[Figure dataset records]
══════════════════════════════
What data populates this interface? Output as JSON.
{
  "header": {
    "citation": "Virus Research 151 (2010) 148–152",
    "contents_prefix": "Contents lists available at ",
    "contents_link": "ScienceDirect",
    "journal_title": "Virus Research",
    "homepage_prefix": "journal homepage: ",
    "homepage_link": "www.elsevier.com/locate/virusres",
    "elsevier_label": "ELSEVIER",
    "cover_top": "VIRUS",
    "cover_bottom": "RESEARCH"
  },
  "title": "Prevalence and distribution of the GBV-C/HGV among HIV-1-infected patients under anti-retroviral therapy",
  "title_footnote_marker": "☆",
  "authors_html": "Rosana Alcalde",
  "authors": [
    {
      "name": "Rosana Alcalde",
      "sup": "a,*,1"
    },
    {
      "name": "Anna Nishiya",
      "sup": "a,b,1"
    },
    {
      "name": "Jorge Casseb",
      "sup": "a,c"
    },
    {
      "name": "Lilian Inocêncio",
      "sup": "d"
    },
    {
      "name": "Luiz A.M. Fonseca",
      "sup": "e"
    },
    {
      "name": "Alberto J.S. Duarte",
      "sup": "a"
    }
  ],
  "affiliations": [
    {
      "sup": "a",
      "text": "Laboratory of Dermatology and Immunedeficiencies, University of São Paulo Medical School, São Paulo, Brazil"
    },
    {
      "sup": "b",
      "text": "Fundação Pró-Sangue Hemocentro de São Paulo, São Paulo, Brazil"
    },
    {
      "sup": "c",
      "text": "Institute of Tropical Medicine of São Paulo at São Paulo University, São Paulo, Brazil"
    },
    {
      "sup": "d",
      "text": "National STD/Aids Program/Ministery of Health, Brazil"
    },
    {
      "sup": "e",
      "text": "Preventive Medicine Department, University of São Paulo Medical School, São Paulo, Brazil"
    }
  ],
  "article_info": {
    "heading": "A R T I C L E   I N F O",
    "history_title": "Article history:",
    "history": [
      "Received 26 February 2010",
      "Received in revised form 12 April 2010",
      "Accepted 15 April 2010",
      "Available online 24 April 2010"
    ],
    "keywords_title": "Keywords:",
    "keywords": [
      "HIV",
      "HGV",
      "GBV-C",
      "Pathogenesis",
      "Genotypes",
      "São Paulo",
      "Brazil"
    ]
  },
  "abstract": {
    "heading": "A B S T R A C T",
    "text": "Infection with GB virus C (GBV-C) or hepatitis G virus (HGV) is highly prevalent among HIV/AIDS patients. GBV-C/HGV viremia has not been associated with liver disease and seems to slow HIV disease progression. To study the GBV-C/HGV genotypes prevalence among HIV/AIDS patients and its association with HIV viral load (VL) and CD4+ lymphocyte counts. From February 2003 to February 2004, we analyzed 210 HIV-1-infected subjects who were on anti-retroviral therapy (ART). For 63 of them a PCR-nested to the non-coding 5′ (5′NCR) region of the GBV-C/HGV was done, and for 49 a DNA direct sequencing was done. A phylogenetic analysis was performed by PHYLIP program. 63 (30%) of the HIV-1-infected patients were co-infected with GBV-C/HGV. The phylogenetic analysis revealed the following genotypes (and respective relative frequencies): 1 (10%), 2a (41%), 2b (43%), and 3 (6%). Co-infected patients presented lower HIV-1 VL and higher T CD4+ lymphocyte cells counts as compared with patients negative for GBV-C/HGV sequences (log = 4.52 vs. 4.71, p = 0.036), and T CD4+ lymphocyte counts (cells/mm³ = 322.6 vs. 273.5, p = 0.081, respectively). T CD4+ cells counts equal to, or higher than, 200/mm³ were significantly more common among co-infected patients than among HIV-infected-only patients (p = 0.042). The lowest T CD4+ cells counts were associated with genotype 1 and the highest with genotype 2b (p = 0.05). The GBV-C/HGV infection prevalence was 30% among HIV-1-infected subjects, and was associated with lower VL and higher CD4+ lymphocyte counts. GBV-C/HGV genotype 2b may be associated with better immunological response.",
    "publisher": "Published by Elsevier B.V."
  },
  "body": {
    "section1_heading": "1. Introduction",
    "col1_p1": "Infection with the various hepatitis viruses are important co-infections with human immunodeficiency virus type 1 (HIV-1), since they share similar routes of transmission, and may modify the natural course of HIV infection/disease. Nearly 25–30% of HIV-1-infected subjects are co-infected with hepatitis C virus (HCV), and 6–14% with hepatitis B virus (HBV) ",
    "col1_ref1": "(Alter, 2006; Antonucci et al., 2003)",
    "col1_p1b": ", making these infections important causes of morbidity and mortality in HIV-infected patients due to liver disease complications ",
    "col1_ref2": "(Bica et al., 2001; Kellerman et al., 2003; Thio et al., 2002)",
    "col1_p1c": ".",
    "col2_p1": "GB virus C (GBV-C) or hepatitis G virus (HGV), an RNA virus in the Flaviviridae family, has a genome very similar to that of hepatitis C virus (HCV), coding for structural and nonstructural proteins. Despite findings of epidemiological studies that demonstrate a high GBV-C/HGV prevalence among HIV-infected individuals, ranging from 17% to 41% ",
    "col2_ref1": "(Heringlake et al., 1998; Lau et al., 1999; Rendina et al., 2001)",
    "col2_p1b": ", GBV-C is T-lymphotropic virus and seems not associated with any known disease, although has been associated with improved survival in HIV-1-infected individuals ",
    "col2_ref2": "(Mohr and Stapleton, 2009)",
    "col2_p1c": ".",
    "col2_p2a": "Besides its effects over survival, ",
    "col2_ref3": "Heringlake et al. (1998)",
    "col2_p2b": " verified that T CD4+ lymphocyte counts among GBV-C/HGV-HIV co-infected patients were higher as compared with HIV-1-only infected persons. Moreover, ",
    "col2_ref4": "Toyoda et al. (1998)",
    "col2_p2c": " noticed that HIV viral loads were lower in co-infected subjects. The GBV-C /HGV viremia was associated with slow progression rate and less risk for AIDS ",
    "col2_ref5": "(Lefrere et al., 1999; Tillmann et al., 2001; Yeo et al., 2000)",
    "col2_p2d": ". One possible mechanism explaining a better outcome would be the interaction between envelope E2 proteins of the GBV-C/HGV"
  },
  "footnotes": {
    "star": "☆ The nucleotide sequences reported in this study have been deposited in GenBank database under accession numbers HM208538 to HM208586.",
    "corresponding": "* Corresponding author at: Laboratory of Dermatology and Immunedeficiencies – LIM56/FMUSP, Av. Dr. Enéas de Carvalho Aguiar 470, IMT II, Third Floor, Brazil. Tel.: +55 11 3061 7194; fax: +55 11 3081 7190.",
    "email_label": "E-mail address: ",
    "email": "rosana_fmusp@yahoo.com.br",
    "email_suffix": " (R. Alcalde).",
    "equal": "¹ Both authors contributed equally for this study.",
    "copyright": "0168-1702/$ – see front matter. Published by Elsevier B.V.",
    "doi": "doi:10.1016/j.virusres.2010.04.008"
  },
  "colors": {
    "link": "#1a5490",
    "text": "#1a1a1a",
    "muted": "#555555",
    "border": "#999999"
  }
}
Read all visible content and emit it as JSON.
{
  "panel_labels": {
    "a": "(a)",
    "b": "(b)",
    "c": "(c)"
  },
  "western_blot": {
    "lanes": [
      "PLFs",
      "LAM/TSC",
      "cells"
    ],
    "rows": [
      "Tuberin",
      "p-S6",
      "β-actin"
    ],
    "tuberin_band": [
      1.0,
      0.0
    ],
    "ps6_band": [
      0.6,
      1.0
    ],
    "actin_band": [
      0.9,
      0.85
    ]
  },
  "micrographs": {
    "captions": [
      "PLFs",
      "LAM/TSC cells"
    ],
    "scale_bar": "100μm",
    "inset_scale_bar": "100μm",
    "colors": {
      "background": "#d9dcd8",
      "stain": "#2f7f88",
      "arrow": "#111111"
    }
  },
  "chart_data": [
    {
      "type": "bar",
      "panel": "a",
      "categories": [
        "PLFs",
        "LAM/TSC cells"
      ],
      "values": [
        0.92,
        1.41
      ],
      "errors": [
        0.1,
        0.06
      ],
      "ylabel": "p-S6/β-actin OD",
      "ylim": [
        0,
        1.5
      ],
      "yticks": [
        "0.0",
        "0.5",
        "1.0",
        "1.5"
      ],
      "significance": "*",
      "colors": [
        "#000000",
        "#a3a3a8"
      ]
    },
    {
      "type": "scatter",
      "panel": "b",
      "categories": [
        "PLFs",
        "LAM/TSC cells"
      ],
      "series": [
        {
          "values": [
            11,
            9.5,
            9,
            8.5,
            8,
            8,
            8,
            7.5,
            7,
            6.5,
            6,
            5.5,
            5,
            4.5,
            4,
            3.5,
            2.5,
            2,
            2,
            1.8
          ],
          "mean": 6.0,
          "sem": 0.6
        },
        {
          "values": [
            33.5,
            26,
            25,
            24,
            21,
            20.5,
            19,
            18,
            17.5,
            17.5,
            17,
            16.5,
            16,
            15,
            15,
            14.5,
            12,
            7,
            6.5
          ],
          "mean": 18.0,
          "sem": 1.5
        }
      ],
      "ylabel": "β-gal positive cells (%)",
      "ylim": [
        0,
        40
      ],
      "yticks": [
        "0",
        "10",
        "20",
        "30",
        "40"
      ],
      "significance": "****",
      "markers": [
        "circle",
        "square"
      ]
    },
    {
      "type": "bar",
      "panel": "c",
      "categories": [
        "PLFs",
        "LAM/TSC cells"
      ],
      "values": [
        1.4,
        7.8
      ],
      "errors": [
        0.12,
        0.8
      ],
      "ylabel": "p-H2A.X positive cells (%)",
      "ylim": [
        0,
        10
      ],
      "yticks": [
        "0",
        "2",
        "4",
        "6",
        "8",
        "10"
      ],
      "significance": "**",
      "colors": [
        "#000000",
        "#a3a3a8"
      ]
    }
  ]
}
══════════════════════════════
- **DIRECTIONS FOR THIS TASK**
Working through the records, find each line containing the word "that" and copy it.

- **ANSWER SPACE**
    "col2_p1": "GB virus C (GBV-C) or hepatitis G virus (HGV), an RNA virus in the Flaviviridae family, has a genome very similar to that of hepatitis C virus (HCV), coding for structural and nonstructural proteins. Despite findings of epidemiological studies that demonstrate a high GBV-C/HGV prevalence among HIV-infected individuals, ranging from 17% to 41% ",
    "col2_p2b": " verified that T CD4+ lymphocyte counts among GBV-C/HGV-HIV co-infected patients were higher as compared with HIV-1-only infected persons. Moreover, ",
    "col2_p2c": " noticed that HIV viral loads were lower in co-infected subjects. The GBV-C /HGV viremia was associated with slow progression rate and less risk for AIDS ",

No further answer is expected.